Prompt |
Your answer should be one number: how many lines of the records hold the string "loop".

Stored data entries:

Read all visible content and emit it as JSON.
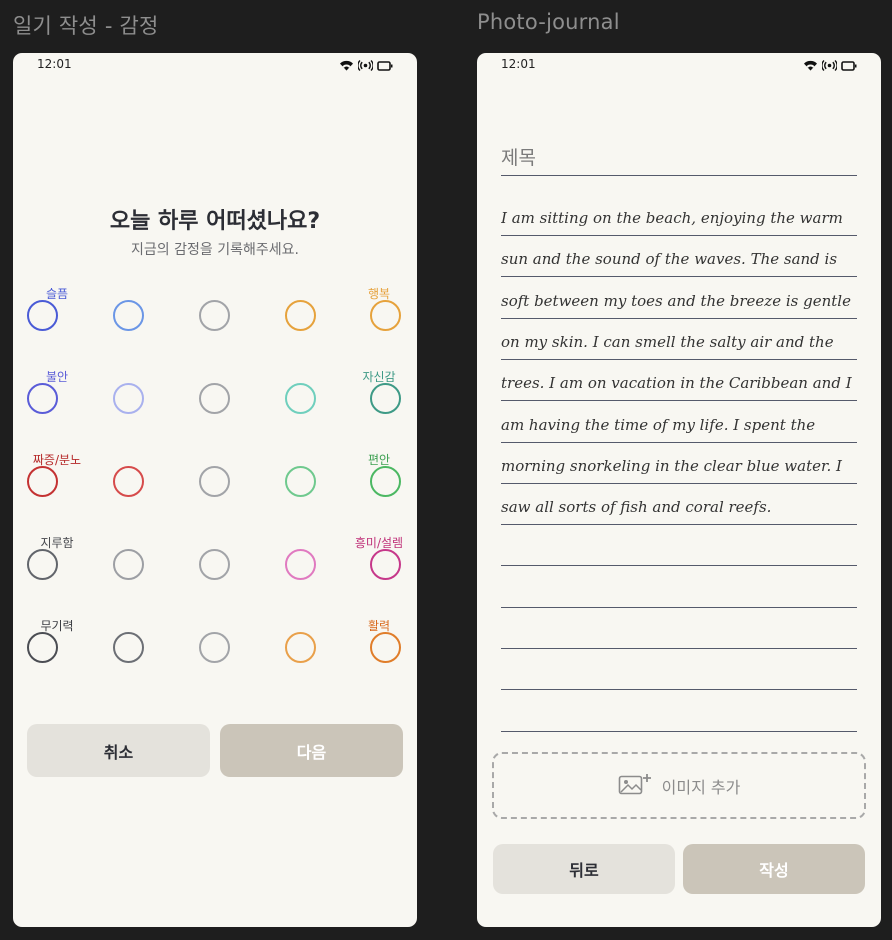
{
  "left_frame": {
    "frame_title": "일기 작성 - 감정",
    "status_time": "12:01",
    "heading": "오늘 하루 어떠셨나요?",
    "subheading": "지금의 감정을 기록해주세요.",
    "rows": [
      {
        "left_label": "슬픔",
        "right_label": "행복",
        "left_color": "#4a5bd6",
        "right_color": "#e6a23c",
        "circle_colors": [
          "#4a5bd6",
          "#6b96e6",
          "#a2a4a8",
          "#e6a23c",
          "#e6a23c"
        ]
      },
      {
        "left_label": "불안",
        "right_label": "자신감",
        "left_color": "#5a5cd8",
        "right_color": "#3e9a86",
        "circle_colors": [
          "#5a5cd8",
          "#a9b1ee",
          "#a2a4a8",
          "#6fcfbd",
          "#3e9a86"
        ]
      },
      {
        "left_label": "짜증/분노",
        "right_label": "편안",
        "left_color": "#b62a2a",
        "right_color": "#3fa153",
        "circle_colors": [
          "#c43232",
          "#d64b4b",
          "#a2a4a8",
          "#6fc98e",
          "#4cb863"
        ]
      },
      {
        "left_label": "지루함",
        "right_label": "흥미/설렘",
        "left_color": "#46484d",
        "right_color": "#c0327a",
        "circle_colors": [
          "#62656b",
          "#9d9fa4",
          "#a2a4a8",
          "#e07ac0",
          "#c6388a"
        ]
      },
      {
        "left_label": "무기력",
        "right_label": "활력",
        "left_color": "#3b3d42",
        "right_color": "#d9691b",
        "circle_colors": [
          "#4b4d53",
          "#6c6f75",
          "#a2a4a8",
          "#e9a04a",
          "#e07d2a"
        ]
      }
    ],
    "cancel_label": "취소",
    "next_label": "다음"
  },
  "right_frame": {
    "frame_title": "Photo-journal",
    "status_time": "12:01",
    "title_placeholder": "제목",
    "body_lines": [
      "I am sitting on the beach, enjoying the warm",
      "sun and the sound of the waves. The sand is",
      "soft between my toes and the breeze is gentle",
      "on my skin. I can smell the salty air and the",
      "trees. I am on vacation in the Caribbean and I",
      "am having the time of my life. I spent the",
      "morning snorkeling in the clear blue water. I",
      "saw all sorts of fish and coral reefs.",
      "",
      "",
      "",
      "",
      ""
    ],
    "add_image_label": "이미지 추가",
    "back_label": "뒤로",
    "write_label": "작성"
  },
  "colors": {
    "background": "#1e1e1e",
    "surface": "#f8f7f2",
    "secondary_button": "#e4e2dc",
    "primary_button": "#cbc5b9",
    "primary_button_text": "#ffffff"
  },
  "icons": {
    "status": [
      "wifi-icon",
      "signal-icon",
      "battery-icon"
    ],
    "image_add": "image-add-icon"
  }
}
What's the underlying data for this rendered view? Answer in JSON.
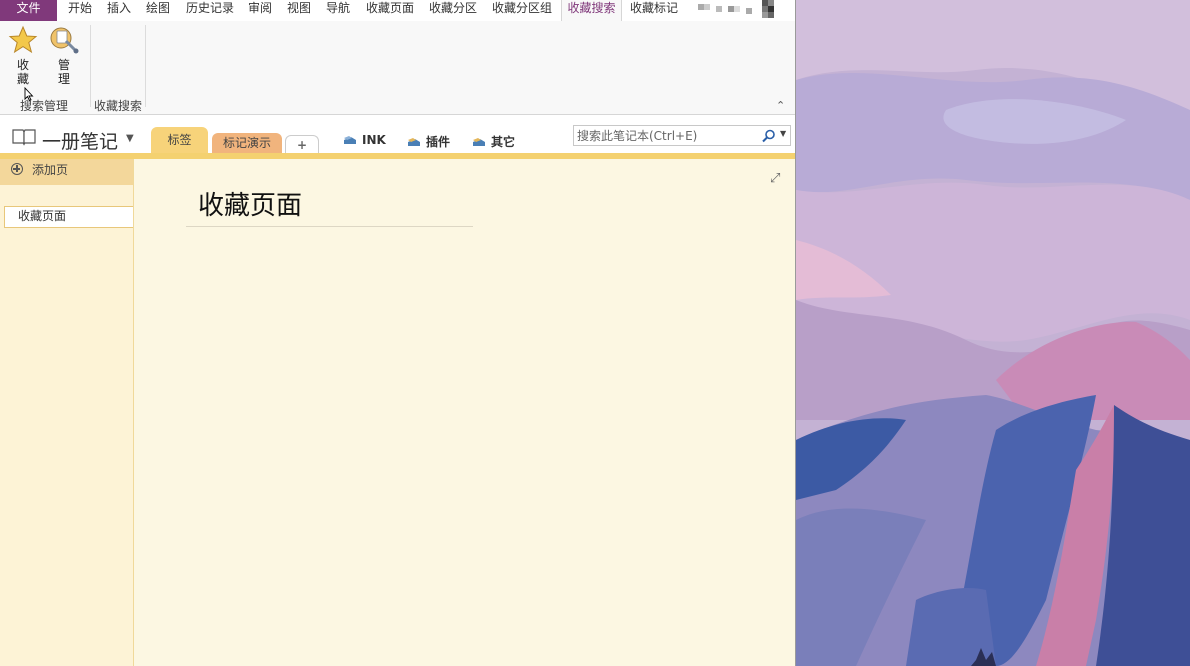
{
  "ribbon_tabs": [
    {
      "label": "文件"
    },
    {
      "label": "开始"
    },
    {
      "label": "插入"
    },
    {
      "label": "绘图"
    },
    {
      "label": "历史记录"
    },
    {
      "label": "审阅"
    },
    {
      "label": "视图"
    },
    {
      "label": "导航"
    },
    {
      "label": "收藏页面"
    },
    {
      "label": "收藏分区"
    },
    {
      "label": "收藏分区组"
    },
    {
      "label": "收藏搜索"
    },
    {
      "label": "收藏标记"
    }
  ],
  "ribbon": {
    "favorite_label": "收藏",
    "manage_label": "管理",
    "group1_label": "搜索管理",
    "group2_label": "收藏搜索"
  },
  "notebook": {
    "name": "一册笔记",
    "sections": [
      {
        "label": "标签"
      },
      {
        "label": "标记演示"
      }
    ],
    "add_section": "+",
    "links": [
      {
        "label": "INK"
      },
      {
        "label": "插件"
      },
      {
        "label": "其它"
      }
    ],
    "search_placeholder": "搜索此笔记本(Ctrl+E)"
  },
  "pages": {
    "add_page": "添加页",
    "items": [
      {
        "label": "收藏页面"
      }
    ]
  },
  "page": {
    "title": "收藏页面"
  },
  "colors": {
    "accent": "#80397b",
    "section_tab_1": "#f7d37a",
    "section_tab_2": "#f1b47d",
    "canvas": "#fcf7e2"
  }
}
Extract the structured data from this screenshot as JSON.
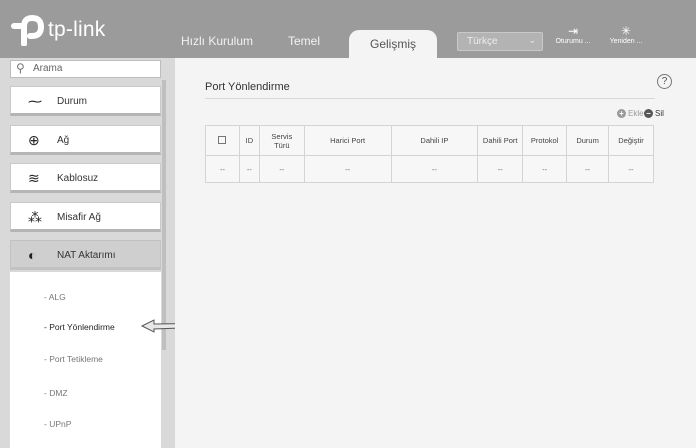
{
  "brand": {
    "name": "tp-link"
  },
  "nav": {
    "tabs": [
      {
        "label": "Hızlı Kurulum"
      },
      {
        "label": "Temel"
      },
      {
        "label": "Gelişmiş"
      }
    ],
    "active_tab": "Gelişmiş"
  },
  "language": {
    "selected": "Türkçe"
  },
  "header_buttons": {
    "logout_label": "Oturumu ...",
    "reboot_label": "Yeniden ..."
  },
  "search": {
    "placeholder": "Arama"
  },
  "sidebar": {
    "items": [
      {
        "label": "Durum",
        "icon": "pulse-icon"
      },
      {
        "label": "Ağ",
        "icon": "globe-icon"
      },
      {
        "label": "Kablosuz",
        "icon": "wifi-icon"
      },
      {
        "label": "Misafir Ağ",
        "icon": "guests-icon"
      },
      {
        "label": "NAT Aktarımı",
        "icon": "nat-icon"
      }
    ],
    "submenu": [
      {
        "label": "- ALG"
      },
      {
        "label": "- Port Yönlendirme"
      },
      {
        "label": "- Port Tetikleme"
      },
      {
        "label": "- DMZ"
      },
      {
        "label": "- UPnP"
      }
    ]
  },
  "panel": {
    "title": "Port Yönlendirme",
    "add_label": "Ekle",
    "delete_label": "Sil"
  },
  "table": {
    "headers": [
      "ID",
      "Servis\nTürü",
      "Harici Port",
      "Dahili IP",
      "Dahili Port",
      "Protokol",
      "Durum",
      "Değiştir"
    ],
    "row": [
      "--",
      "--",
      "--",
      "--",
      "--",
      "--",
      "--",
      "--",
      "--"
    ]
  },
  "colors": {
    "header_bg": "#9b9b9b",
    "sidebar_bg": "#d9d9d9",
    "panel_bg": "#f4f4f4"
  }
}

...

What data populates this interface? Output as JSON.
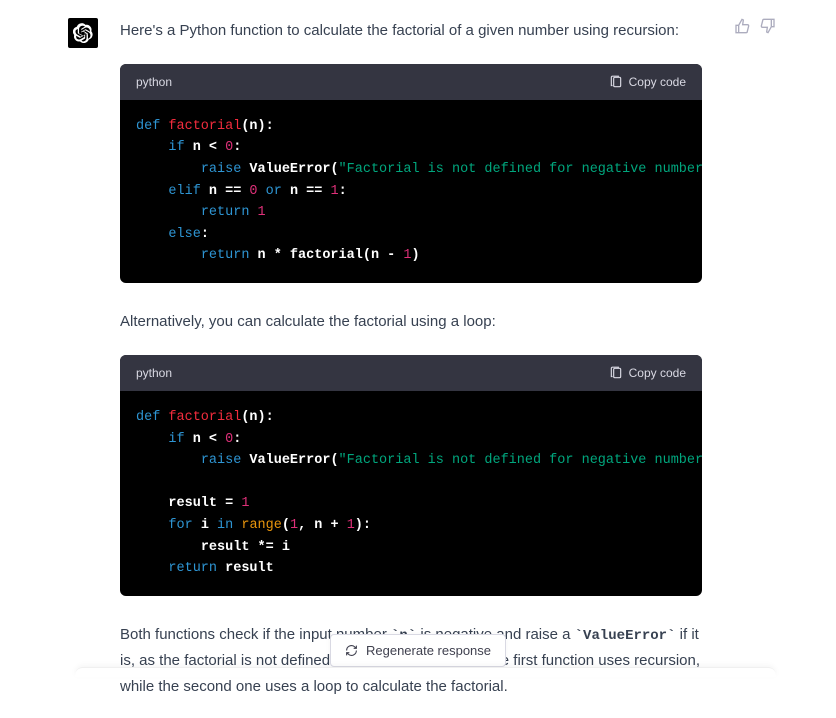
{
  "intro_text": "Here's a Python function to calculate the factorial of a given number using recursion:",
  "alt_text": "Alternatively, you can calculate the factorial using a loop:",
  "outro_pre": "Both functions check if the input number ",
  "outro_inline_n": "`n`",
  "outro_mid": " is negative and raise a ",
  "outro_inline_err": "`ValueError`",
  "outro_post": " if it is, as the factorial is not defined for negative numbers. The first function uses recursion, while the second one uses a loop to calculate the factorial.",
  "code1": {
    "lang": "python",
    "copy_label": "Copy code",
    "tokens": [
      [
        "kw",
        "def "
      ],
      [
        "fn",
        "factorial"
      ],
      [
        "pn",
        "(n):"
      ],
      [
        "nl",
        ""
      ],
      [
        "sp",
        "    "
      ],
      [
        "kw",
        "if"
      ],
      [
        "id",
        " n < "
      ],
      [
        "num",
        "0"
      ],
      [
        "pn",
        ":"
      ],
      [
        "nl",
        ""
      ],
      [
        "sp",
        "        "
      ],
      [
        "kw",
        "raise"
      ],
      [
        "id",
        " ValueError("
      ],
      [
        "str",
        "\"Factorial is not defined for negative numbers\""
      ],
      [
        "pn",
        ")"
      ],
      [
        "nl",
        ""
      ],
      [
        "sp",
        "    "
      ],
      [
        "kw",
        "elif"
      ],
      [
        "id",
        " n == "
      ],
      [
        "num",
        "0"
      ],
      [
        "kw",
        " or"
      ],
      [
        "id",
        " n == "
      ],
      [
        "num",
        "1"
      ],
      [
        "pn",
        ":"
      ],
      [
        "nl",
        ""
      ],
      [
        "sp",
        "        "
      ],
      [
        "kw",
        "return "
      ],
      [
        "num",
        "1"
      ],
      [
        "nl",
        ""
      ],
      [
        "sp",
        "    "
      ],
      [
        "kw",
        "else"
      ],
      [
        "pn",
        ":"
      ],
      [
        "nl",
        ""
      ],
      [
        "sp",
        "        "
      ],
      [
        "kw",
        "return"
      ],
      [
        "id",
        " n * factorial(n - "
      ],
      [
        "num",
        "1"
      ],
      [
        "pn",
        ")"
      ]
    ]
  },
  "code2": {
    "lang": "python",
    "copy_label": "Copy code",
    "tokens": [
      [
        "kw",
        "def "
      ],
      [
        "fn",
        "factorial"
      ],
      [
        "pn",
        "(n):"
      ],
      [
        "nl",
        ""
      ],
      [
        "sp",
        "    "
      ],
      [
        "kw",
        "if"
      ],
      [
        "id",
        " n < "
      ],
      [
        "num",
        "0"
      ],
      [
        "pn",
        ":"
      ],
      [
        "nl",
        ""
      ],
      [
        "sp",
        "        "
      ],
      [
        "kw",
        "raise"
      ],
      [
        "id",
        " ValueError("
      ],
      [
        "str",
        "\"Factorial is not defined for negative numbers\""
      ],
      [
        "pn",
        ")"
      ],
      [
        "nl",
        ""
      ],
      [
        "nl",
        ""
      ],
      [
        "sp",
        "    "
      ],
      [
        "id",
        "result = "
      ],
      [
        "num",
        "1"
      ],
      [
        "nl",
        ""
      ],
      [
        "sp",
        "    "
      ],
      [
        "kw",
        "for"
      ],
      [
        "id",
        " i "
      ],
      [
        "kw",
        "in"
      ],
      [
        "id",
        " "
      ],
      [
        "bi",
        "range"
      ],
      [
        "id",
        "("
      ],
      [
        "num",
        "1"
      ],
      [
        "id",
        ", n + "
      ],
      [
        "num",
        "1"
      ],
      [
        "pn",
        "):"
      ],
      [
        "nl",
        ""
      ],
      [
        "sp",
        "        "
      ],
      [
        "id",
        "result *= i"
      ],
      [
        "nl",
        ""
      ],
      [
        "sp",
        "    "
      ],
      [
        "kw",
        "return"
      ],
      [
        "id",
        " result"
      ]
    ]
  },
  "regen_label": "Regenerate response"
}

Task response |
2